[Records provided]:

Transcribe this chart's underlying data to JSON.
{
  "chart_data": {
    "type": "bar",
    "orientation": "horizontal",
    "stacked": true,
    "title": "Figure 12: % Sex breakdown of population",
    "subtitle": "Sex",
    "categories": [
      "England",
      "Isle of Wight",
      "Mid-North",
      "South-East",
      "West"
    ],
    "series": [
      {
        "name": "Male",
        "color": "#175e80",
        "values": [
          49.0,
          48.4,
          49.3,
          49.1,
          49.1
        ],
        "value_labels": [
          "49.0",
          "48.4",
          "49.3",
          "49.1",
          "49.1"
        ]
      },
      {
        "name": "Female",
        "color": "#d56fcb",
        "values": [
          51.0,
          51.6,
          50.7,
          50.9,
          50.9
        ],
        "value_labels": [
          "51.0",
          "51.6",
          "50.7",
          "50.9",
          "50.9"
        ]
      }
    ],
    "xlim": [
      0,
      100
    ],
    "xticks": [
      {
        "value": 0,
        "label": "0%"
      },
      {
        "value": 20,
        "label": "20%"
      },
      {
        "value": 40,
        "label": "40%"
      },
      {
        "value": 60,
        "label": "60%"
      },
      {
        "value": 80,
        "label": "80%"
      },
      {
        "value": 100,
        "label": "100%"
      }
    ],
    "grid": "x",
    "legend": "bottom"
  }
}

[Task to carry out]: Output the lines above verbatim and in full.

[Response]:
Transcribe this chart's underlying data to JSON.
{
  "chart_data": {
    "type": "bar",
    "orientation": "horizontal",
    "stacked": true,
    "title": "Figure 12: % Sex breakdown of population",
    "subtitle": "Sex",
    "categories": [
      "England",
      "Isle of Wight",
      "Mid-North",
      "South-East",
      "West"
    ],
    "series": [
      {
        "name": "Male",
        "color": "#175e80",
        "values": [
          49.0,
          48.4,
          49.3,
          49.1,
          49.1
        ],
        "value_labels": [
          "49.0",
          "48.4",
          "49.3",
          "49.1",
          "49.1"
        ]
      },
      {
        "name": "Female",
        "color": "#d56fcb",
        "values": [
          51.0,
          51.6,
          50.7,
          50.9,
          50.9
        ],
        "value_labels": [
          "51.0",
          "51.6",
          "50.7",
          "50.9",
          "50.9"
        ]
      }
    ],
    "xlim": [
      0,
      100
    ],
    "xticks": [
      {
        "value": 0,
        "label": "0%"
      },
      {
        "value": 20,
        "label": "20%"
      },
      {
        "value": 40,
        "label": "40%"
      },
      {
        "value": 60,
        "label": "60%"
      },
      {
        "value": 80,
        "label": "80%"
      },
      {
        "value": 100,
        "label": "100%"
      }
    ],
    "grid": "x",
    "legend": "bottom"
  }
}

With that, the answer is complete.